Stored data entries
>>>
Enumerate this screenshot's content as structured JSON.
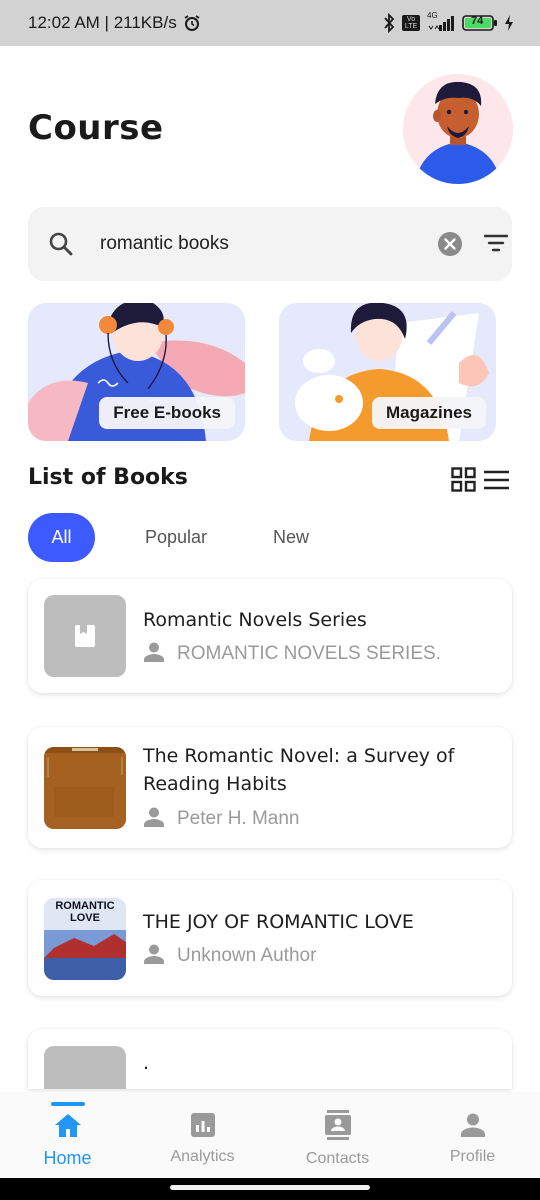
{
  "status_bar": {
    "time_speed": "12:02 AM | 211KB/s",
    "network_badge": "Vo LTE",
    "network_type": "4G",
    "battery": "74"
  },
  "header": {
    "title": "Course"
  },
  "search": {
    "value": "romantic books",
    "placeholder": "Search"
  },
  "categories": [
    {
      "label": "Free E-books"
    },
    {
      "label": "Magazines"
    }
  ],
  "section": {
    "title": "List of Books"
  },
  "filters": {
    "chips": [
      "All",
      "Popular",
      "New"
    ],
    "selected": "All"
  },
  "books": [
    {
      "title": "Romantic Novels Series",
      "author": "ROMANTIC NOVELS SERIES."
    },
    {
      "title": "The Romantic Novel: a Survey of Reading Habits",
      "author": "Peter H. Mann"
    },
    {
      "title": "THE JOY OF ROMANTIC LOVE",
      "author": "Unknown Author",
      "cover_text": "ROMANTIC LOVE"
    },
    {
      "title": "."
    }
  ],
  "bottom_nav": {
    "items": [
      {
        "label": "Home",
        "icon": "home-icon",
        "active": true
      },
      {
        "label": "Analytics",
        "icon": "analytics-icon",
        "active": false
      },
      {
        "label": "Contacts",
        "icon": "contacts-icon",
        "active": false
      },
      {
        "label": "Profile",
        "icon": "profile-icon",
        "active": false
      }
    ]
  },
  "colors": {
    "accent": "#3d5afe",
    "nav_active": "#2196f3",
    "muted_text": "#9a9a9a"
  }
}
<<<
## Work instructions
Copy the records above exactly, omitting every picture.

## The response
Enumerate this screenshot's content as structured JSON.
{
  "status_bar": {
    "time_speed": "12:02 AM | 211KB/s",
    "network_badge": "Vo LTE",
    "network_type": "4G",
    "battery": "74"
  },
  "header": {
    "title": "Course"
  },
  "search": {
    "value": "romantic books",
    "placeholder": "Search"
  },
  "categories": [
    {
      "label": "Free E-books"
    },
    {
      "label": "Magazines"
    }
  ],
  "section": {
    "title": "List of Books"
  },
  "filters": {
    "chips": [
      "All",
      "Popular",
      "New"
    ],
    "selected": "All"
  },
  "books": [
    {
      "title": "Romantic Novels Series",
      "author": "ROMANTIC NOVELS SERIES."
    },
    {
      "title": "The Romantic Novel: a Survey of Reading Habits",
      "author": "Peter H. Mann"
    },
    {
      "title": "THE JOY OF ROMANTIC LOVE",
      "author": "Unknown Author",
      "cover_text": "ROMANTIC LOVE"
    },
    {
      "title": "."
    }
  ],
  "bottom_nav": {
    "items": [
      {
        "label": "Home",
        "icon": "home-icon",
        "active": true
      },
      {
        "label": "Analytics",
        "icon": "analytics-icon",
        "active": false
      },
      {
        "label": "Contacts",
        "icon": "contacts-icon",
        "active": false
      },
      {
        "label": "Profile",
        "icon": "profile-icon",
        "active": false
      }
    ]
  },
  "colors": {
    "accent": "#3d5afe",
    "nav_active": "#2196f3",
    "muted_text": "#9a9a9a"
  }
}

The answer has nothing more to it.